• _Job_
Produce an exact copy of all the records.

(Stored items)
☆ ☆ ☆ ☆ ☆

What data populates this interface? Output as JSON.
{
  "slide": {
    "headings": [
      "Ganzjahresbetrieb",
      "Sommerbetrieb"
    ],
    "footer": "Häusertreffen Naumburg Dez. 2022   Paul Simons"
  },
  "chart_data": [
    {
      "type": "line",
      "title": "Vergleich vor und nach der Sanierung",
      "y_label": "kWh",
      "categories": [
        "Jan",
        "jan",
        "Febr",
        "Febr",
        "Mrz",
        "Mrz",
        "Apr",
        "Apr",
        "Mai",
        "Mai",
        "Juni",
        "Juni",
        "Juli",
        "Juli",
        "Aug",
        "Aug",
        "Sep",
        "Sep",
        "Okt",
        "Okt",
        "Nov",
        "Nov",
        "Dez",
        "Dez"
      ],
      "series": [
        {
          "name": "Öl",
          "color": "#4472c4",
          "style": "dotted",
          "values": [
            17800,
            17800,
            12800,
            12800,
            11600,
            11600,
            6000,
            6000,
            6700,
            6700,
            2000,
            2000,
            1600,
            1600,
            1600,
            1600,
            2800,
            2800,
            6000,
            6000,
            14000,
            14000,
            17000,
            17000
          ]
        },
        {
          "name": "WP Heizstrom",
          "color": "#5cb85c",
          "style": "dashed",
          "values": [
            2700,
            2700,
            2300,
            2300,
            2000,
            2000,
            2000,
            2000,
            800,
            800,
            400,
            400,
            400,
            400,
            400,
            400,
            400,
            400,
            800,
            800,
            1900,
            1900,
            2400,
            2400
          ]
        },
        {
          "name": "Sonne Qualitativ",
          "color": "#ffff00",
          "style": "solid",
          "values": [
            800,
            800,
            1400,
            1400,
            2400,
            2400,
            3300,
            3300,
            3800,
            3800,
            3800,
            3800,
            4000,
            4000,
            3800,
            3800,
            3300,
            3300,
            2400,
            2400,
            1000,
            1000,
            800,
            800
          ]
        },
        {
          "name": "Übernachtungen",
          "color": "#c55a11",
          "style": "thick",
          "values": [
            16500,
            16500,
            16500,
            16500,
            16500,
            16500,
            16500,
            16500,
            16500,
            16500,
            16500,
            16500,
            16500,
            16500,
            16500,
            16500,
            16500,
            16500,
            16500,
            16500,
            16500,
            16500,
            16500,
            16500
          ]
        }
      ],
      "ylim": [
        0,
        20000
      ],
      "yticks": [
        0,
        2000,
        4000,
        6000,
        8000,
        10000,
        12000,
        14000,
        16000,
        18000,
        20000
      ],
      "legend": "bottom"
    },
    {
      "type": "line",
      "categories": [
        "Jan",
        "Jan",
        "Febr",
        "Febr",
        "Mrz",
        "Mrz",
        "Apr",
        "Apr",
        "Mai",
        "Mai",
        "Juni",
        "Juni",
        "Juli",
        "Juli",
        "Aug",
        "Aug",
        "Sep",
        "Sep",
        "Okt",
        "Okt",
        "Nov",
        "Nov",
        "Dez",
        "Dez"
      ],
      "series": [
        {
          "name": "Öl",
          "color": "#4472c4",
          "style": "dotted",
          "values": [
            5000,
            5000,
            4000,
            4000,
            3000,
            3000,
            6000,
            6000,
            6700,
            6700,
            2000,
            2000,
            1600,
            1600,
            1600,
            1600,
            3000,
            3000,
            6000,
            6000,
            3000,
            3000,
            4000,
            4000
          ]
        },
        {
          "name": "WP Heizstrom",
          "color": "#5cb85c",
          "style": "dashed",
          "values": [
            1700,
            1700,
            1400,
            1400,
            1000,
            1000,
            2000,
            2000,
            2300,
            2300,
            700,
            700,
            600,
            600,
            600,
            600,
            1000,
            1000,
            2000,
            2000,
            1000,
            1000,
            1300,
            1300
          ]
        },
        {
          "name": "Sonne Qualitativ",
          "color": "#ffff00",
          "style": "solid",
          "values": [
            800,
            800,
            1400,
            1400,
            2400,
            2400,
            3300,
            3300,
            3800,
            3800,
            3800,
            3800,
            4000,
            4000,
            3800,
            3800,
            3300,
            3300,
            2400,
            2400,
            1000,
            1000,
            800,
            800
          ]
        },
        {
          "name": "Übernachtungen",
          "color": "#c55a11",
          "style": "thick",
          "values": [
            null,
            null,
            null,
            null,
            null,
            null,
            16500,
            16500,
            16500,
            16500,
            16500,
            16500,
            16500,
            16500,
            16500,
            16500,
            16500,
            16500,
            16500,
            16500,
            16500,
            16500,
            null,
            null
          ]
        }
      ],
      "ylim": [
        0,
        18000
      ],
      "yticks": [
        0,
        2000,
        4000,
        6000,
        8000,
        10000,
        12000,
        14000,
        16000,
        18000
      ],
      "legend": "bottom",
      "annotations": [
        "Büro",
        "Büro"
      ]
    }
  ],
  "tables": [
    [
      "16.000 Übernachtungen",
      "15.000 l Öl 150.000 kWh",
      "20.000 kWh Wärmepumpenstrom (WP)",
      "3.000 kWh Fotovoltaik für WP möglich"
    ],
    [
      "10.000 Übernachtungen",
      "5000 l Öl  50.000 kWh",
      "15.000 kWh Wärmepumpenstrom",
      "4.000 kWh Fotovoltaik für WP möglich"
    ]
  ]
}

☆ ☆ ☆ ☆ ☆

• _Finished answer_
What data populates this interface? Output as JSON.
{
  "slide": {
    "headings": [
      "Ganzjahresbetrieb",
      "Sommerbetrieb"
    ],
    "footer": "Häusertreffen Naumburg Dez. 2022   Paul Simons"
  },
  "chart_data": [
    {
      "type": "line",
      "title": "Vergleich vor und nach der Sanierung",
      "y_label": "kWh",
      "categories": [
        "Jan",
        "jan",
        "Febr",
        "Febr",
        "Mrz",
        "Mrz",
        "Apr",
        "Apr",
        "Mai",
        "Mai",
        "Juni",
        "Juni",
        "Juli",
        "Juli",
        "Aug",
        "Aug",
        "Sep",
        "Sep",
        "Okt",
        "Okt",
        "Nov",
        "Nov",
        "Dez",
        "Dez"
      ],
      "series": [
        {
          "name": "Öl",
          "color": "#4472c4",
          "style": "dotted",
          "values": [
            17800,
            17800,
            12800,
            12800,
            11600,
            11600,
            6000,
            6000,
            6700,
            6700,
            2000,
            2000,
            1600,
            1600,
            1600,
            1600,
            2800,
            2800,
            6000,
            6000,
            14000,
            14000,
            17000,
            17000
          ]
        },
        {
          "name": "WP Heizstrom",
          "color": "#5cb85c",
          "style": "dashed",
          "values": [
            2700,
            2700,
            2300,
            2300,
            2000,
            2000,
            2000,
            2000,
            800,
            800,
            400,
            400,
            400,
            400,
            400,
            400,
            400,
            400,
            800,
            800,
            1900,
            1900,
            2400,
            2400
          ]
        },
        {
          "name": "Sonne Qualitativ",
          "color": "#ffff00",
          "style": "solid",
          "values": [
            800,
            800,
            1400,
            1400,
            2400,
            2400,
            3300,
            3300,
            3800,
            3800,
            3800,
            3800,
            4000,
            4000,
            3800,
            3800,
            3300,
            3300,
            2400,
            2400,
            1000,
            1000,
            800,
            800
          ]
        },
        {
          "name": "Übernachtungen",
          "color": "#c55a11",
          "style": "thick",
          "values": [
            16500,
            16500,
            16500,
            16500,
            16500,
            16500,
            16500,
            16500,
            16500,
            16500,
            16500,
            16500,
            16500,
            16500,
            16500,
            16500,
            16500,
            16500,
            16500,
            16500,
            16500,
            16500,
            16500,
            16500
          ]
        }
      ],
      "ylim": [
        0,
        20000
      ],
      "yticks": [
        0,
        2000,
        4000,
        6000,
        8000,
        10000,
        12000,
        14000,
        16000,
        18000,
        20000
      ],
      "legend": "bottom"
    },
    {
      "type": "line",
      "categories": [
        "Jan",
        "Jan",
        "Febr",
        "Febr",
        "Mrz",
        "Mrz",
        "Apr",
        "Apr",
        "Mai",
        "Mai",
        "Juni",
        "Juni",
        "Juli",
        "Juli",
        "Aug",
        "Aug",
        "Sep",
        "Sep",
        "Okt",
        "Okt",
        "Nov",
        "Nov",
        "Dez",
        "Dez"
      ],
      "series": [
        {
          "name": "Öl",
          "color": "#4472c4",
          "style": "dotted",
          "values": [
            5000,
            5000,
            4000,
            4000,
            3000,
            3000,
            6000,
            6000,
            6700,
            6700,
            2000,
            2000,
            1600,
            1600,
            1600,
            1600,
            3000,
            3000,
            6000,
            6000,
            3000,
            3000,
            4000,
            4000
          ]
        },
        {
          "name": "WP Heizstrom",
          "color": "#5cb85c",
          "style": "dashed",
          "values": [
            1700,
            1700,
            1400,
            1400,
            1000,
            1000,
            2000,
            2000,
            2300,
            2300,
            700,
            700,
            600,
            600,
            600,
            600,
            1000,
            1000,
            2000,
            2000,
            1000,
            1000,
            1300,
            1300
          ]
        },
        {
          "name": "Sonne Qualitativ",
          "color": "#ffff00",
          "style": "solid",
          "values": [
            800,
            800,
            1400,
            1400,
            2400,
            2400,
            3300,
            3300,
            3800,
            3800,
            3800,
            3800,
            4000,
            4000,
            3800,
            3800,
            3300,
            3300,
            2400,
            2400,
            1000,
            1000,
            800,
            800
          ]
        },
        {
          "name": "Übernachtungen",
          "color": "#c55a11",
          "style": "thick",
          "values": [
            null,
            null,
            null,
            null,
            null,
            null,
            16500,
            16500,
            16500,
            16500,
            16500,
            16500,
            16500,
            16500,
            16500,
            16500,
            16500,
            16500,
            16500,
            16500,
            16500,
            16500,
            null,
            null
          ]
        }
      ],
      "ylim": [
        0,
        18000
      ],
      "yticks": [
        0,
        2000,
        4000,
        6000,
        8000,
        10000,
        12000,
        14000,
        16000,
        18000
      ],
      "legend": "bottom",
      "annotations": [
        "Büro",
        "Büro"
      ]
    }
  ],
  "tables": [
    [
      "16.000 Übernachtungen",
      "15.000 l Öl 150.000 kWh",
      "20.000 kWh Wärmepumpenstrom (WP)",
      "3.000 kWh Fotovoltaik für WP möglich"
    ],
    [
      "10.000 Übernachtungen",
      "5000 l Öl  50.000 kWh",
      "15.000 kWh Wärmepumpenstrom",
      "4.000 kWh Fotovoltaik für WP möglich"
    ]
  ]
}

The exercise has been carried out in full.